#### PASSAGE GIVEN:
The data container is its own file system. The DVP organizes its metadata, directories and files within those directories as a hash tree of SHA-1 hashes. It processes all typical file system operations along with read and write operations.
Unlike traditional file systems that map file offset ranges to a set of disk LBA ranges, the HPE SimpliVity DVP relies on the SHA-1 hash (signature) of any data that it references. Data is divided into 8K objects by the DVP and these objects are managed by the ObjectStore.
Placement of Data Containers – Intelligent Workload Optimizer
The HPE SimpliVity Intelligent Workload Optimizer (or IWO for short) will take a multidimensional approach on which nodes to place the primary and secondary data containers, based on CPU, memory, and storage metrics. In our simplified diagram, IWO choose VM-1’s data container to be located on node 1 and 2 and VM-2’s data containers to be located on nodes 3 and 4 respectively.
IWO’s Its aim is to balance workloads across nodes, this is to try to avoid costly migration of a data container in the future.
Primary and Secondary Data Containers
One Data Container will be chosen as the primary (or active) copy of the data (actively serving all I/O) while a secondary copy is kept in HA sync at all times. HA writes occur over the 10Gb Federation network between nodes.
IWO will always enforce data locality, thus pinning (through DRS affinity rules) a virtual machine to the two nodes that contain a copy of the data. This is also handled at initial virtual machine creation.
In the first diagram VM-1 was placed on Node 1 via IWO, thus the data contained on node 1 is the primary (or active) copy of data.
In the below diagram, VM-1 has been migrated to node 2, as a result the secondary (or standby) data container is automatically activated to become the primary and the data container on Node 1 is set to secondary. HA writes are the reversed. Virtual machines are unaware of this whole process.
It is possible and supported to run virtual machines on nodes that does do not contain primary or secondary copies of the data. In this scenario I/O travels from the node over the federation network back to where the primary Data Container is located.
Understanding utilized space
Now that we have an understanding of primary and secondary data containers we can see that space utilized to store a virtual machine is already consumed within the cluster from initial creation of a virtual machine (both for its primary and secondary copy). This value may increase or decrease depending on de-duplication and compression during the life of the VM.

#### DATA EXTRACT:
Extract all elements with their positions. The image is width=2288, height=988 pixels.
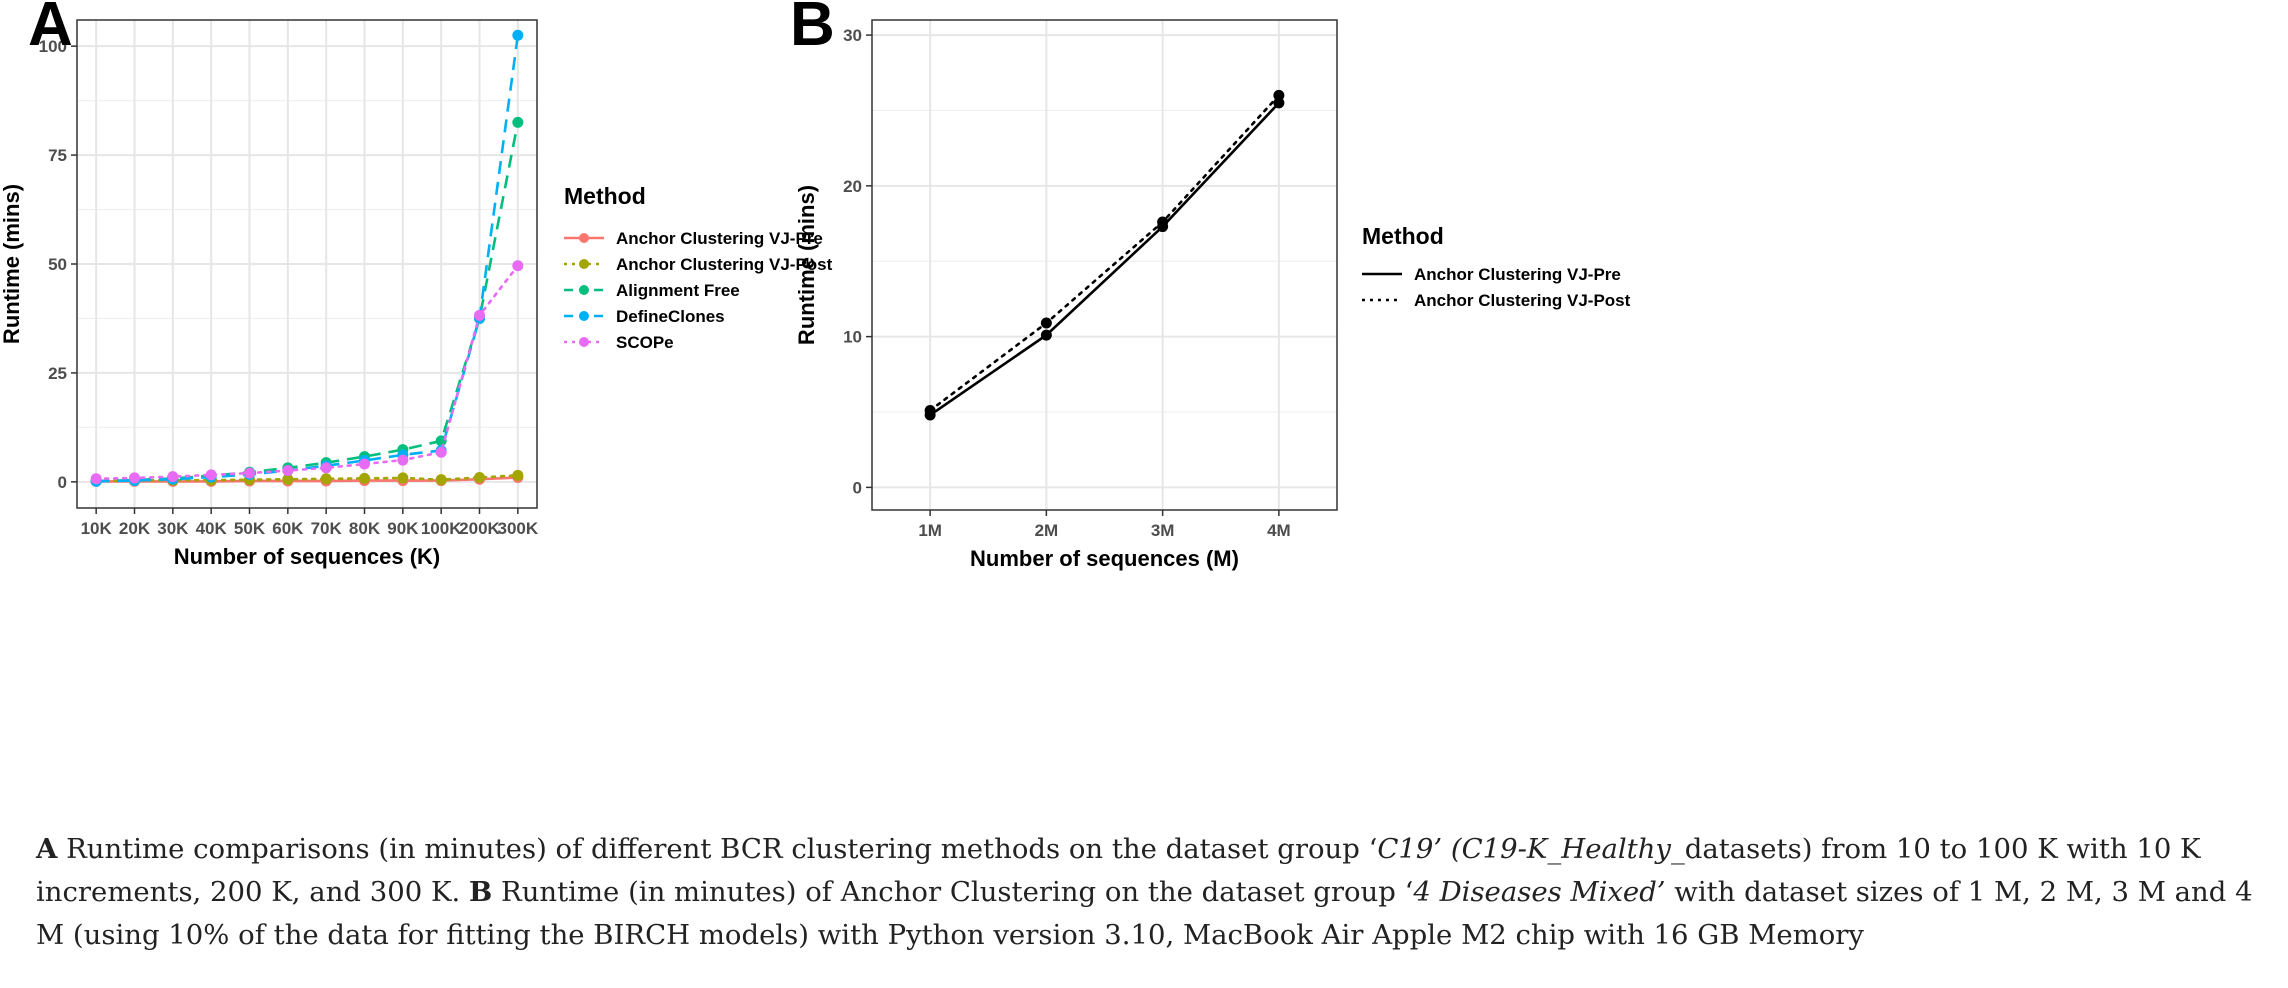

#### WHAT YOU WILL DO:
• a. Answer these questions using the passage on HPE SimpliVity data containers:
(i) Into objects of what size does the DVP divide data?
(ii) Over which network do HA writes occur between nodes?
(iii) Through what does IWO pin a virtual machine to the two nodes holding a copy of its data?
• b. Proceed with the passage on HPE SimpliVity data containers, picking up right after its final sentence.
The listing above has no connection to the passage on HPE SimpliVity data containers.

#### RESPONSES PER TASK:
• a.
(i) 8K objects
(ii) The 10Gb Federation network
(iii) DRS affinity rules

• b.
In this post I am ignoring logical capacity and concentrating on physical capacity. In regards to physical capacity, total physical cluster capacity is calculated and displayed as the total aggregate available physical capacity from all nodes within that cluster. We do not report on individual node capacity within the vCenter plugin (however it is possible to get this information from the command line utilizing the command dsv-balance-show).
When a new vm is created you can think of the overall used cluster space value dropping by a factor of two each time, as we create a primary and secondary copy of that VM within the cluster.
For example, if a new vm created consumes 10GB of unique on-disk space after de-duplication and compression, total on-disk data stored within the cluster will be 20GB’s. 10GB’s on one node and 10GB’s on a second node.
A full explanation of failure scenarios is beyond the scope of this post and is something I am planning to address in a future post, but for now, suffice to say, should a node containing the primary (active) copy of the data fail we automatically activate the secondary copy of the data to become the new primary, again this process is seamless to the virtual machine (as long as the hypervisor did not crash!)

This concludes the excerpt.